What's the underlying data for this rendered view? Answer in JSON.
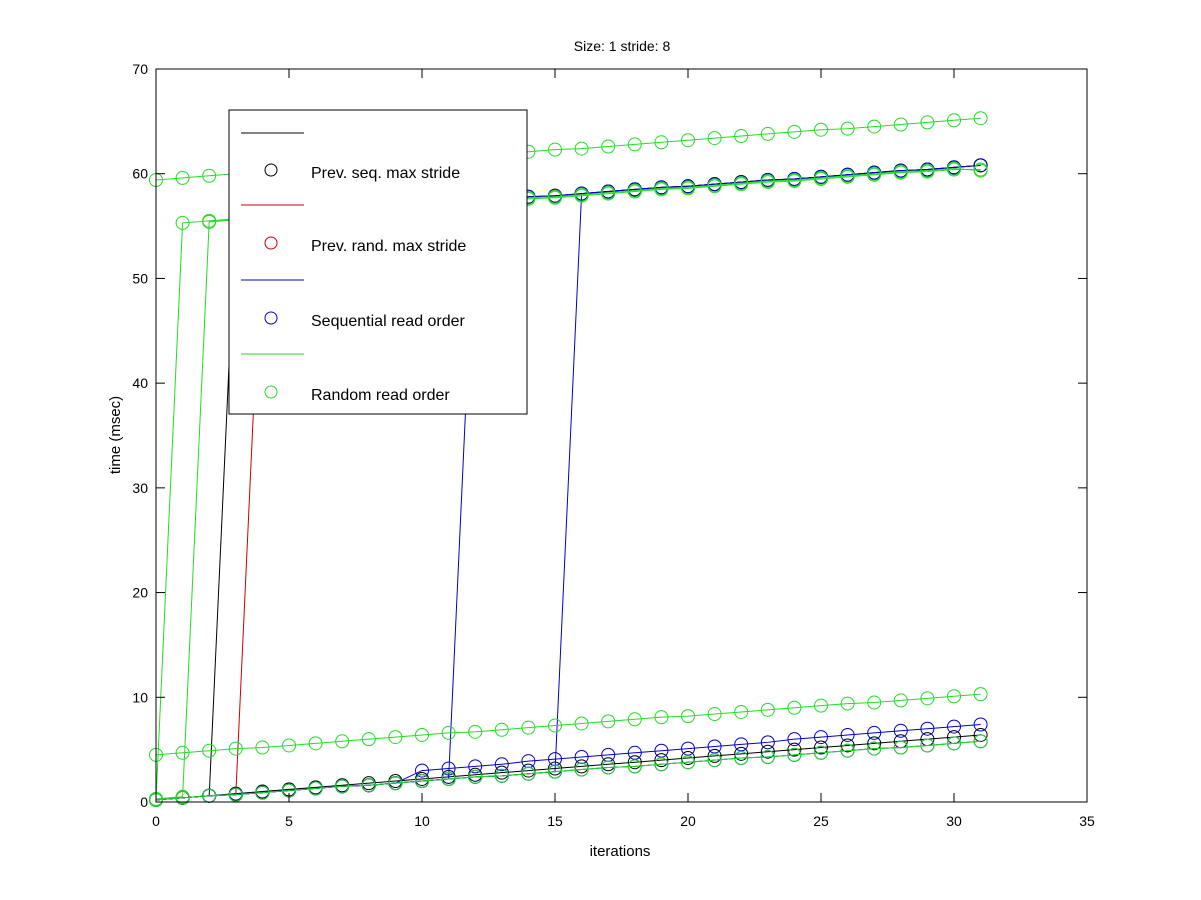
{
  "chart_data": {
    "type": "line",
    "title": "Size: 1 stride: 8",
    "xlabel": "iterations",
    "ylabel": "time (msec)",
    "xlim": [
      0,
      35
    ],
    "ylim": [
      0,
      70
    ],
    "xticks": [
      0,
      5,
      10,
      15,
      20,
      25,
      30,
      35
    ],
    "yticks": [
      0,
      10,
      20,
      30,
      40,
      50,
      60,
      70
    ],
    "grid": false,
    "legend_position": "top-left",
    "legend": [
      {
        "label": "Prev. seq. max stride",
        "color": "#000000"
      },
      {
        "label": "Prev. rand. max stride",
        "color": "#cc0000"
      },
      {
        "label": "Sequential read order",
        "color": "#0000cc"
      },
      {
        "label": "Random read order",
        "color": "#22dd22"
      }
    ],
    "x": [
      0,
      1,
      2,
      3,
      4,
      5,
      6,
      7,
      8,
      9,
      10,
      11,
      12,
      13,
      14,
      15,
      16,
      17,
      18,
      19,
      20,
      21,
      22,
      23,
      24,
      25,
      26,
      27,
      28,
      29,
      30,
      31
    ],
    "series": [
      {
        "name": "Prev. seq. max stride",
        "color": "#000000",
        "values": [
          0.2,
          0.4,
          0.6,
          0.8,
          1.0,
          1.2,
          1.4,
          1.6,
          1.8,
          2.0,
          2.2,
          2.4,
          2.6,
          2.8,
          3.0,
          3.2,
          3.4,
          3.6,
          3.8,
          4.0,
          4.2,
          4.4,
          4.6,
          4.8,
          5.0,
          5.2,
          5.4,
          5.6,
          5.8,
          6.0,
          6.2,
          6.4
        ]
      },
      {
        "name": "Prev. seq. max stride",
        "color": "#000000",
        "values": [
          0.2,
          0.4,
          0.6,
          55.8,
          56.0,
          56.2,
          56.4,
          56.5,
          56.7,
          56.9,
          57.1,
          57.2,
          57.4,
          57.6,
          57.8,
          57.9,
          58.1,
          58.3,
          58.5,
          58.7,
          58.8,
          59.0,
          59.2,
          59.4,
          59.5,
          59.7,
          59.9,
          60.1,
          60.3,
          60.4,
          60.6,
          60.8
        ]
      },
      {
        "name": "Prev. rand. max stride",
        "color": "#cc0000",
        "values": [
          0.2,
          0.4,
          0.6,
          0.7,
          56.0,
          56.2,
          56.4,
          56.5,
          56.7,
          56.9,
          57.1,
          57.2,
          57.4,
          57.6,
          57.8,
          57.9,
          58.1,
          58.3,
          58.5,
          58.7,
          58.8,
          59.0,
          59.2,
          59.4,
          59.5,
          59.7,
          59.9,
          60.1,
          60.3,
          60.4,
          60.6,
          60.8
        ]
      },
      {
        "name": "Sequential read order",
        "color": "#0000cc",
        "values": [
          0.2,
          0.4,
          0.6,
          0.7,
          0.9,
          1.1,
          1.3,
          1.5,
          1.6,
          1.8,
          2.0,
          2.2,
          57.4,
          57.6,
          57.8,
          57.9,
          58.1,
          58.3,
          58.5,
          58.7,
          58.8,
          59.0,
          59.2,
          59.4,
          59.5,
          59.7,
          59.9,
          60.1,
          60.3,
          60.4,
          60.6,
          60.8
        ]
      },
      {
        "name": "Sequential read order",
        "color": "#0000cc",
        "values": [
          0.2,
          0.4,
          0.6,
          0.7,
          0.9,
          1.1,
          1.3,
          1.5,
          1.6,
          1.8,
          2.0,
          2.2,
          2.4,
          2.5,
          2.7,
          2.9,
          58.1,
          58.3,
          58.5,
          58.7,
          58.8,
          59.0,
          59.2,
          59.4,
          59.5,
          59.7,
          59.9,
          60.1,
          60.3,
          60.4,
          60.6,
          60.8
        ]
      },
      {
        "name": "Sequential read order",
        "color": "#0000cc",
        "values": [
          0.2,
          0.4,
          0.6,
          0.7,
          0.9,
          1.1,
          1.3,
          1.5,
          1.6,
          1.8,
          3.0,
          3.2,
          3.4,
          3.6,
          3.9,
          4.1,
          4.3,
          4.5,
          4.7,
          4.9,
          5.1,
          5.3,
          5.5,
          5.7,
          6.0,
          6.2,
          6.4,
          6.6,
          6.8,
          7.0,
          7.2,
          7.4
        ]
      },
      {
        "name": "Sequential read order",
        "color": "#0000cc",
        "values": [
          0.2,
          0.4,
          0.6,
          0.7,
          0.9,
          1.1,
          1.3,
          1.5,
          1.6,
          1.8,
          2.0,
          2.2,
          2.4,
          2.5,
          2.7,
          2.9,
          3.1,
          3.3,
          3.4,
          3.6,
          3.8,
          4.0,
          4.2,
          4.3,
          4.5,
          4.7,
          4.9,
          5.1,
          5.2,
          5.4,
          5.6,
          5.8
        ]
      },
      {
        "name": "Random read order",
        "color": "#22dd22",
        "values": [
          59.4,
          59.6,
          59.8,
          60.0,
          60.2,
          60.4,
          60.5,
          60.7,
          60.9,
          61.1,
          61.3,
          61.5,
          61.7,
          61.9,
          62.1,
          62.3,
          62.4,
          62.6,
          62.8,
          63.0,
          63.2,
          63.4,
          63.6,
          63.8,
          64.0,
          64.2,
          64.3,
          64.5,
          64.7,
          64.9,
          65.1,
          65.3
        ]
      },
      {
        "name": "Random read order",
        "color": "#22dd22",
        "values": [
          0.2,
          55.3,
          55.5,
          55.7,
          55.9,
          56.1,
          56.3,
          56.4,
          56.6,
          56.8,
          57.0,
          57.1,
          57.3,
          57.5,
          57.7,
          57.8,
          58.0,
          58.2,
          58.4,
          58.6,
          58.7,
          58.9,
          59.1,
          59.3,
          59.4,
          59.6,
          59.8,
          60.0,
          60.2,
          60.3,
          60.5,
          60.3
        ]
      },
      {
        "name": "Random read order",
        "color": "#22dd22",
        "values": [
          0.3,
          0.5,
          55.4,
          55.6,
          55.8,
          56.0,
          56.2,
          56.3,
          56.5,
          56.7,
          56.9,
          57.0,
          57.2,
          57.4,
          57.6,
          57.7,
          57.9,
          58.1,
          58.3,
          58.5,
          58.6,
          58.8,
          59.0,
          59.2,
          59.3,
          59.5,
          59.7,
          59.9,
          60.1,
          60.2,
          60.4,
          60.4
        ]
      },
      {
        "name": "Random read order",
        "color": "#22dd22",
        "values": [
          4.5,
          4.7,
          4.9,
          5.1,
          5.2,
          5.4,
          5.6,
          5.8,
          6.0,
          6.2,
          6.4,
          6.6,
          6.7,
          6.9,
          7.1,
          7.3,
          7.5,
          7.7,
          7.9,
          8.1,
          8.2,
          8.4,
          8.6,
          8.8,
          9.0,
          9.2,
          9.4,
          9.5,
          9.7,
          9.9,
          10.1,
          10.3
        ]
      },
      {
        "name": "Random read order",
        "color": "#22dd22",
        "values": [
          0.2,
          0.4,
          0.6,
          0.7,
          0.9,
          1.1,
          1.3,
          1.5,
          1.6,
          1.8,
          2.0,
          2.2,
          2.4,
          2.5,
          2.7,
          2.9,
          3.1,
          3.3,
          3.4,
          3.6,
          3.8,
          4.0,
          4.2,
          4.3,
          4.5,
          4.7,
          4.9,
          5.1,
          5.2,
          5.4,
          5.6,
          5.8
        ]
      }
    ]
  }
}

▶ **What you are asked to do**: Review the preceding data and report every line that includes the string "stride".

▶ **Solved exercise**:
    "title": "Size: 1 stride: 8",
        "label": "Prev. seq. max stride",
        "label": "Prev. rand. max stride",
        "name": "Prev. seq. max stride",
        "name": "Prev. seq. max stride",
        "name": "Prev. rand. max stride",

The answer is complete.